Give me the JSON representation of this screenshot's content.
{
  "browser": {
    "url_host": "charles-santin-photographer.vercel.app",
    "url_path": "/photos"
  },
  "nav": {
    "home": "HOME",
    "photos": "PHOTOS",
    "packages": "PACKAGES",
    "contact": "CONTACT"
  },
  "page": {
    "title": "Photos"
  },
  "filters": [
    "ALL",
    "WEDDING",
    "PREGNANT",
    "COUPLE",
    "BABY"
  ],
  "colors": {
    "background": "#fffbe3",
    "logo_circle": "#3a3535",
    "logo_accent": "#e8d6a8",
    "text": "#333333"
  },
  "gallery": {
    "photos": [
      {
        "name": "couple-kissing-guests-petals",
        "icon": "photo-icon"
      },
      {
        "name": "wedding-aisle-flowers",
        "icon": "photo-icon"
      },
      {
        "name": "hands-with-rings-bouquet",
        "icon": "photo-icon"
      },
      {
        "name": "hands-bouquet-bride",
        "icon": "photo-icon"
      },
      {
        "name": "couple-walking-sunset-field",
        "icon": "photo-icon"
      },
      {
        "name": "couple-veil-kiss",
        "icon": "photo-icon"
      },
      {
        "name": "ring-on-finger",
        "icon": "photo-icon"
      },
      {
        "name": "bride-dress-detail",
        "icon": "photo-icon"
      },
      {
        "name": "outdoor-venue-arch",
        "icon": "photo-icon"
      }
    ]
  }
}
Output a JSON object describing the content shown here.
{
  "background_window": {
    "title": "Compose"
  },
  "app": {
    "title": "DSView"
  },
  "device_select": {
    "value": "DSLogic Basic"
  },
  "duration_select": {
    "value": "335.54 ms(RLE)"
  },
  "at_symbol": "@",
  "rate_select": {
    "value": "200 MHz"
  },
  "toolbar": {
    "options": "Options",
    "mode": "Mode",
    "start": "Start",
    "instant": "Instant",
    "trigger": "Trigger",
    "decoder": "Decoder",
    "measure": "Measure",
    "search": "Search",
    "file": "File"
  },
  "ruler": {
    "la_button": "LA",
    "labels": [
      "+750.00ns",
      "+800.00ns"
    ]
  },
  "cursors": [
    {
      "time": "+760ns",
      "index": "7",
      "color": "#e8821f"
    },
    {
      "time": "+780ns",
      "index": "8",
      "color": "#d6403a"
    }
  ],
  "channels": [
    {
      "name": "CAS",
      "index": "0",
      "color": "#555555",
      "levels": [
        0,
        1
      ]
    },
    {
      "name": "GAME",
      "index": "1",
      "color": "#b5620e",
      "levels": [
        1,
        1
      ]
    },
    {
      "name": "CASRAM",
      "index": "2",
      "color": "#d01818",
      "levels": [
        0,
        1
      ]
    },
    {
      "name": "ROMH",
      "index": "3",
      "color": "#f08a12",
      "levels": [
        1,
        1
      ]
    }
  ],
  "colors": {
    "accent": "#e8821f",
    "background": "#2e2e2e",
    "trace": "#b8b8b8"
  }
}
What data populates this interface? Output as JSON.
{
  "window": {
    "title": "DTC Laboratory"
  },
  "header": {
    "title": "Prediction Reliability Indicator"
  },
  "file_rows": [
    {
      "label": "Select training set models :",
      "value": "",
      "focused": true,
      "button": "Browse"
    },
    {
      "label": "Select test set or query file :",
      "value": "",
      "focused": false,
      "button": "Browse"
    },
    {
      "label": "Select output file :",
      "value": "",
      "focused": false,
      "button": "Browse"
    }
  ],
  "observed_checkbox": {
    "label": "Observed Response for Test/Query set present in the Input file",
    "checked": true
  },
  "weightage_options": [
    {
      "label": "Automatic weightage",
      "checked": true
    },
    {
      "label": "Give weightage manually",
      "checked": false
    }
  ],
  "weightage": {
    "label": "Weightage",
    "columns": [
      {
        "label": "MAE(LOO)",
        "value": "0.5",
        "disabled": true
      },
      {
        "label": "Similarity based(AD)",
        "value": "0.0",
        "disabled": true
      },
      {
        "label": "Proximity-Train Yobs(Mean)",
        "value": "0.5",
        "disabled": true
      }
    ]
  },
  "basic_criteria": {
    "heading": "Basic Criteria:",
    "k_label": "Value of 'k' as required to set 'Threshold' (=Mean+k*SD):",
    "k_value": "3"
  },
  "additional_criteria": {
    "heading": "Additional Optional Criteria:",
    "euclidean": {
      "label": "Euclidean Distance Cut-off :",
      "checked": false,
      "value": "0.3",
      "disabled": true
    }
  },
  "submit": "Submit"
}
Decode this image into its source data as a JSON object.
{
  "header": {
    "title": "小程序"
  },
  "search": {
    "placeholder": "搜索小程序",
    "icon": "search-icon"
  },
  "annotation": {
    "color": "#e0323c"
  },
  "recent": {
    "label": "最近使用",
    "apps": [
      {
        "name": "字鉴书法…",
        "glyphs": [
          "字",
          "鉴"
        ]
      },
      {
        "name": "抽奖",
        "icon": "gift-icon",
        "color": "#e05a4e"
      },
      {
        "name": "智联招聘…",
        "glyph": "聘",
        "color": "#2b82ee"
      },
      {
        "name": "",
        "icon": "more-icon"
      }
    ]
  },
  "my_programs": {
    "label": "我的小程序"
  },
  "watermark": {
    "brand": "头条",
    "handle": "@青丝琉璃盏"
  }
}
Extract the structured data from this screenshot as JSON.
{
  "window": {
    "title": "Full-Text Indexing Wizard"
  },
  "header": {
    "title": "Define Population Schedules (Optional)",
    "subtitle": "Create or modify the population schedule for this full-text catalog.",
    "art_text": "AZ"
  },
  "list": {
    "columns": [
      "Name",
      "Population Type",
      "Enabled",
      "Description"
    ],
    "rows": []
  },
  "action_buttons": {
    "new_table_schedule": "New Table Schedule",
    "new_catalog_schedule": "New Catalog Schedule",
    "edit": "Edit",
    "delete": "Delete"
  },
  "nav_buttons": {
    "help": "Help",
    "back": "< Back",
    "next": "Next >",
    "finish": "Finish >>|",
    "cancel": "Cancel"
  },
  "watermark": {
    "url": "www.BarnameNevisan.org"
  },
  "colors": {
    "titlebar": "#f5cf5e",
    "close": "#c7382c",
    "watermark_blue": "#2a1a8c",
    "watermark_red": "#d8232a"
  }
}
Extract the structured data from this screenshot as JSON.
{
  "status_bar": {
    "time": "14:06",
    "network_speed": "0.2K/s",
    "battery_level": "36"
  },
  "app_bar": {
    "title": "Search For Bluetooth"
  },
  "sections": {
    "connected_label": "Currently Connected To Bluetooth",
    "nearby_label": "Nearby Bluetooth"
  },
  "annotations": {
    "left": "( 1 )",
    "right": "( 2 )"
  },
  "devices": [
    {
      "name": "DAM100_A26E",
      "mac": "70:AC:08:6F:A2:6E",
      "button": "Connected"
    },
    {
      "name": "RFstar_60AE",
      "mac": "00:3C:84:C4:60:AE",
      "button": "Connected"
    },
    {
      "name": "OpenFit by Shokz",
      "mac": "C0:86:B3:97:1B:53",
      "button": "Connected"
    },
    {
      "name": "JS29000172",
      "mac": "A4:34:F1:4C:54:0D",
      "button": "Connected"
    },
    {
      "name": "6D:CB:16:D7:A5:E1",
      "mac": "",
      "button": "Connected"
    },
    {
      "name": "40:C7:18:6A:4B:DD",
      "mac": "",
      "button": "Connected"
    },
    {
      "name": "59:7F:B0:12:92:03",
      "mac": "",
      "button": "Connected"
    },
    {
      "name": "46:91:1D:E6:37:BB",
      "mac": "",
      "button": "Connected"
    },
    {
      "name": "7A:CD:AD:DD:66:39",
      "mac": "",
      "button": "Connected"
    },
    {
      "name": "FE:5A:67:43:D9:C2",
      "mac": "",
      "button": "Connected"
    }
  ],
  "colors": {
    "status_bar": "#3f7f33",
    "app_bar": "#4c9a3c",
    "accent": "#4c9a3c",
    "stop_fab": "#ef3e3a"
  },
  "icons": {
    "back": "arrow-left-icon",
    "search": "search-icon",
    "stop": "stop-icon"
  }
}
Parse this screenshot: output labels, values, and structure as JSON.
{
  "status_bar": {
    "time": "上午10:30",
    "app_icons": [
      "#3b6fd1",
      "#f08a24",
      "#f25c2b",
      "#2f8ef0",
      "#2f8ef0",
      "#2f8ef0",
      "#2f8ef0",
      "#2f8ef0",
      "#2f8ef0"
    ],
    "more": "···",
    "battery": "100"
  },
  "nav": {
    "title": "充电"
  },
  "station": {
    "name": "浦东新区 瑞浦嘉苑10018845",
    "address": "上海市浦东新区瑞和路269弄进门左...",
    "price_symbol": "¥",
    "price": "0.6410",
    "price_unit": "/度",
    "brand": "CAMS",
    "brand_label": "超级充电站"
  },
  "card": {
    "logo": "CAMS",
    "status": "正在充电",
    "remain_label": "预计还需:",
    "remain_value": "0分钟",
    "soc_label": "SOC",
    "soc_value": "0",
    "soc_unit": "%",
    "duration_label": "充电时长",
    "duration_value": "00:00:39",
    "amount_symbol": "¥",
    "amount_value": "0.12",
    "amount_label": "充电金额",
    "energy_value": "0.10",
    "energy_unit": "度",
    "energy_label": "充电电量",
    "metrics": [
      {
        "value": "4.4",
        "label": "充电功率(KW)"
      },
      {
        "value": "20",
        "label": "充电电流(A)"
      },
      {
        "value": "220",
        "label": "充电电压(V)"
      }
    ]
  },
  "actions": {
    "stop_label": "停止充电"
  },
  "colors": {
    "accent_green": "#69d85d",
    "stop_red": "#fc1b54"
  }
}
■ ■ ■
AIM ->
Pick out every line above that holds the word "content" and copy it.

PROBLEM SOLUTION ->
Give me the JSON representation of this screenshot's content.
Output a JSON object describing the content shown here.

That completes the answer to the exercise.